Problem to solve - Extract the complete data exactly as given.

Collected data entries:
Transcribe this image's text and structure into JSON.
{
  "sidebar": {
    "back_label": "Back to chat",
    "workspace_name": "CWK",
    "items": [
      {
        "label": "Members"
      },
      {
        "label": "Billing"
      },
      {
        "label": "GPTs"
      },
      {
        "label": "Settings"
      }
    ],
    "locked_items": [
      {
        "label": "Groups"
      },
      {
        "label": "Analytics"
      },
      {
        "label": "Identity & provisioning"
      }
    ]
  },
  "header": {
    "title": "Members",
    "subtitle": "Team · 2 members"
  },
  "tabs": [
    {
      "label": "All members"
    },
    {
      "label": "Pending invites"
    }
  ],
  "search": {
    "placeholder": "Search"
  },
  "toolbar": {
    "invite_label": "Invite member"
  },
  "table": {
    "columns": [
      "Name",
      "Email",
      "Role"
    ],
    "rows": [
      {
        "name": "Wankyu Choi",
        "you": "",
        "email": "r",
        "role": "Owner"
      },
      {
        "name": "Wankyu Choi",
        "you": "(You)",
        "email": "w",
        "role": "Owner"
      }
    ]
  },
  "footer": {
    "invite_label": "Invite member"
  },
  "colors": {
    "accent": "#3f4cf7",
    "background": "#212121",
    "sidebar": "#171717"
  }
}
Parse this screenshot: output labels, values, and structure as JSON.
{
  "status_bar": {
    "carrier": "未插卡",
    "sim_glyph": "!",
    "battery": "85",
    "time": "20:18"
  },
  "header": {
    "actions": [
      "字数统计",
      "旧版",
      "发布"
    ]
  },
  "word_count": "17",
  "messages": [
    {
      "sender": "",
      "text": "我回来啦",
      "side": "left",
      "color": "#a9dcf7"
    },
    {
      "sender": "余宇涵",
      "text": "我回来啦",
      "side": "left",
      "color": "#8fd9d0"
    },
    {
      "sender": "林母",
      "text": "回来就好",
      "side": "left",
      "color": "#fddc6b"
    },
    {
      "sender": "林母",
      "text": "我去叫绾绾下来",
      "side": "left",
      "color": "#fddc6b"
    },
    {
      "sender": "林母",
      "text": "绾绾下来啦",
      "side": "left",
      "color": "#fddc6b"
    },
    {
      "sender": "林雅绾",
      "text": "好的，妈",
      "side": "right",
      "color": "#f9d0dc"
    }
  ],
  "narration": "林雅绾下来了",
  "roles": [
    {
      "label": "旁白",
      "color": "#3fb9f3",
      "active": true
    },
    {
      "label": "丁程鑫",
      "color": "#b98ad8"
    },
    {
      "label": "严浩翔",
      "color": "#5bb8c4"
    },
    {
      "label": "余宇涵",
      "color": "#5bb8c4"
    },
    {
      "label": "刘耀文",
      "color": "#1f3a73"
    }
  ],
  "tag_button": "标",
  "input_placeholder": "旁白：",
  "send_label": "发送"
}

Reply -
Transcribe this image's text and structure into JSON.
{
  "sidebar": {
    "back_label": "Back to chat",
    "workspace_name": "CWK",
    "items": [
      {
        "label": "Members"
      },
      {
        "label": "Billing"
      },
      {
        "label": "GPTs"
      },
      {
        "label": "Settings"
      }
    ],
    "locked_items": [
      {
        "label": "Groups"
      },
      {
        "label": "Analytics"
      },
      {
        "label": "Identity & provisioning"
      }
    ]
  },
  "header": {
    "title": "Members",
    "subtitle": "Team · 2 members"
  },
  "tabs": [
    {
      "label": "All members"
    },
    {
      "label": "Pending invites"
    }
  ],
  "search": {
    "placeholder": "Search"
  },
  "toolbar": {
    "invite_label": "Invite member"
  },
  "table": {
    "columns": [
      "Name",
      "Email",
      "Role"
    ],
    "rows": [
      {
        "name": "Wankyu Choi",
        "you": "",
        "email": "r",
        "role": "Owner"
      },
      {
        "name": "Wankyu Choi",
        "you": "(You)",
        "email": "w",
        "role": "Owner"
      }
    ]
  },
  "footer": {
    "invite_label": "Invite member"
  },
  "colors": {
    "accent": "#3f4cf7",
    "background": "#212121",
    "sidebar": "#171717"
  }
}
Parse this screenshot: output labels, values, and structure as JSON.
{
  "status_bar": {
    "carrier": "未插卡",
    "sim_glyph": "!",
    "battery": "85",
    "time": "20:18"
  },
  "header": {
    "actions": [
      "字数统计",
      "旧版",
      "发布"
    ]
  },
  "word_count": "17",
  "messages": [
    {
      "sender": "",
      "text": "我回来啦",
      "side": "left",
      "color": "#a9dcf7"
    },
    {
      "sender": "余宇涵",
      "text": "我回来啦",
      "side": "left",
      "color": "#8fd9d0"
    },
    {
      "sender": "林母",
      "text": "回来就好",
      "side": "left",
      "color": "#fddc6b"
    },
    {
      "sender": "林母",
      "text": "我去叫绾绾下来",
      "side": "left",
      "color": "#fddc6b"
    },
    {
      "sender": "林母",
      "text": "绾绾下来啦",
      "side": "left",
      "color": "#fddc6b"
    },
    {
      "sender": "林雅绾",
      "text": "好的，妈",
      "side": "right",
      "color": "#f9d0dc"
    }
  ],
  "narration": "林雅绾下来了",
  "roles": [
    {
      "label": "旁白",
      "color": "#3fb9f3",
      "active": true
    },
    {
      "label": "丁程鑫",
      "color": "#b98ad8"
    },
    {
      "label": "严浩翔",
      "color": "#5bb8c4"
    },
    {
      "label": "余宇涵",
      "color": "#5bb8c4"
    },
    {
      "label": "刘耀文",
      "color": "#1f3a73"
    }
  ],
  "tag_button": "标",
  "input_placeholder": "旁白：",
  "send_label": "发送"
}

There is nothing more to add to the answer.